AIM: Lift every line from the entries that includes the word "does".

-------- SOURCE DATA --------

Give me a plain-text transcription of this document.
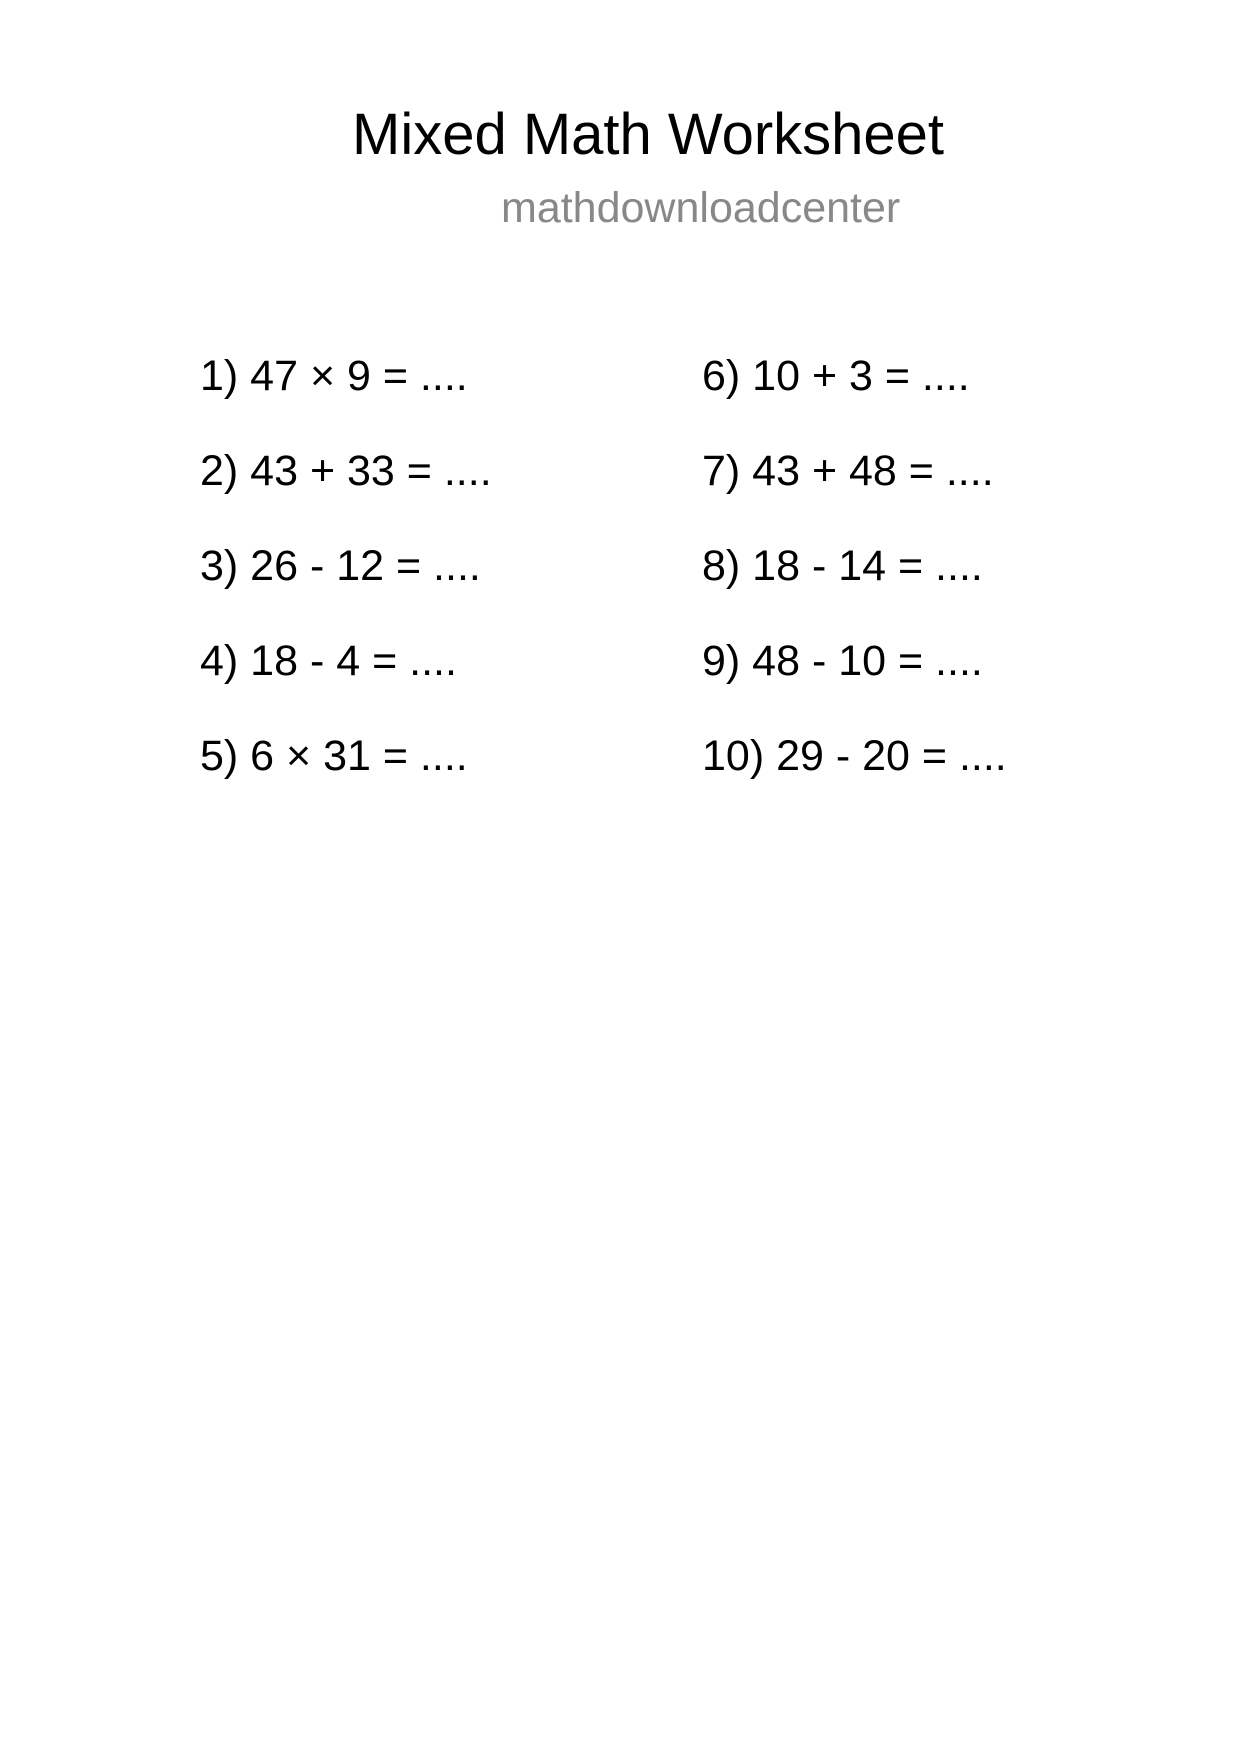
Mixed Math Worksheet
mathdownloadcenter
1) 47 × 9 = ....
2) 43 + 33 = ....
3) 26 - 12 = ....
4) 18 - 4 = ....
5) 6 × 31 = ....
6) 10 + 3 = ....
7) 43 + 48 = ....
8) 18 - 14 = ....
9) 48 - 10 = ....
10) 29 - 20 = ....
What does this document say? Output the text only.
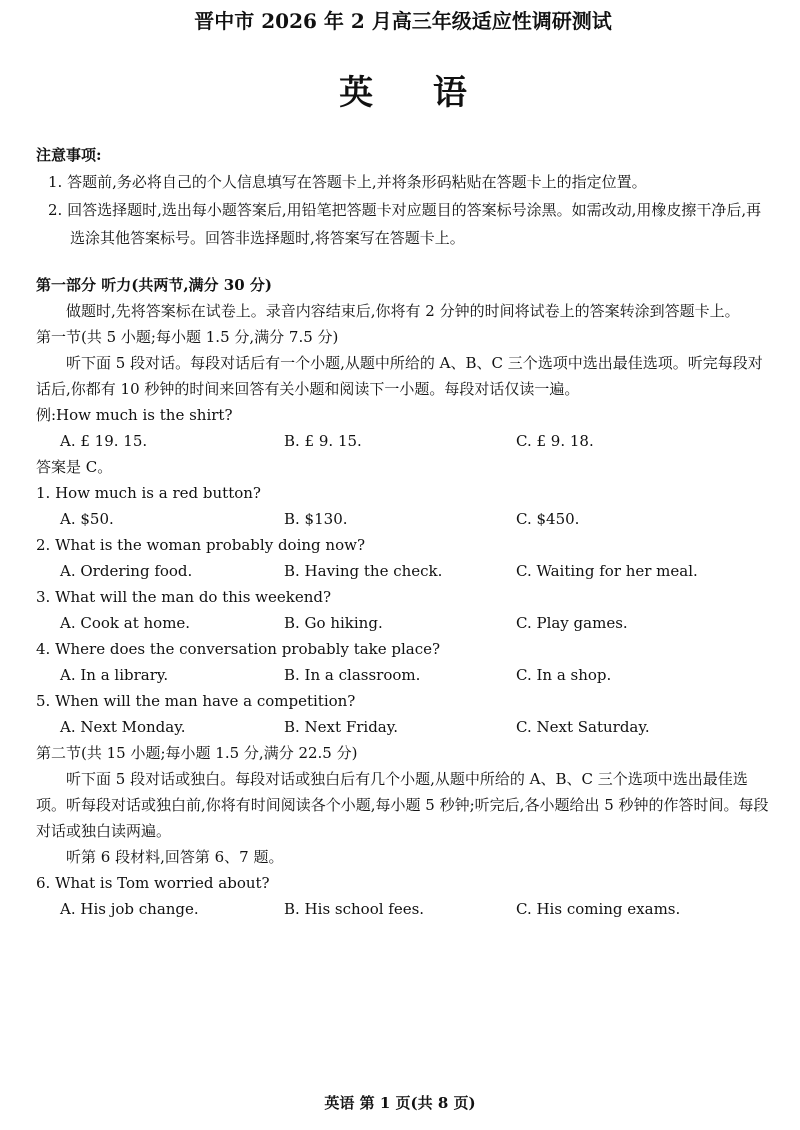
晋中市 2026 年 2 月高三年级适应性调研测试
英 语
注意事项:
1. 答题前,务必将自己的个人信息填写在答题卡上,并将条形码粘贴在答题卡上的指定位置。
2. 回答选择题时,选出每小题答案后,用铅笔把答题卡对应题目的答案标号涂黑。如需改动,用橡皮擦干净后,再选涂其他答案标号。回答非选择题时,将答案写在答题卡上。
第一部分 听力(共两节,满分 30 分)
做题时,先将答案标在试卷上。录音内容结束后,你将有 2 分钟的时间将试卷上的答案转涂到答题卡上。
第一节(共 5 小题;每小题 1.5 分,满分 7.5 分)
听下面 5 段对话。每段对话后有一个小题,从题中所给的 A、B、C 三个选项中选出最佳选项。听完每段对话后,你都有 10 秒钟的时间来回答有关小题和阅读下一小题。每段对话仅读一遍。
例:How much is the shirt?
A. £ 19. 15.	B. £ 9. 15.	C. £ 9. 18.
答案是 C。
1. How much is a red button?
A. $50.	B. $130.	C. $450.
2. What is the woman probably doing now?
A. Ordering food.	B. Having the check.	C. Waiting for her meal.
3. What will the man do this weekend?
A. Cook at home.	B. Go hiking.	C. Play games.
4. Where does the conversation probably take place?
A. In a library.	B. In a classroom.	C. In a shop.
5. When will the man have a competition?
A. Next Monday.	B. Next Friday.	C. Next Saturday.
第二节(共 15 小题;每小题 1.5 分,满分 22.5 分)
听下面 5 段对话或独白。每段对话或独白后有几个小题,从题中所给的 A、B、C 三个选项中选出最佳选项。听每段对话或独白前,你将有时间阅读各个小题,每小题 5 秒钟;听完后,各小题给出 5 秒钟的作答时间。每段对话或独白读两遍。
听第 6 段材料,回答第 6、7 题。
6. What is Tom worried about?
A. His job change.	B. His school fees.	C. His coming exams.
英语 第 1 页(共 8 页)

--------

REPLY:
What does this document say? Output the text only.
4. Where does the conversation probably take place?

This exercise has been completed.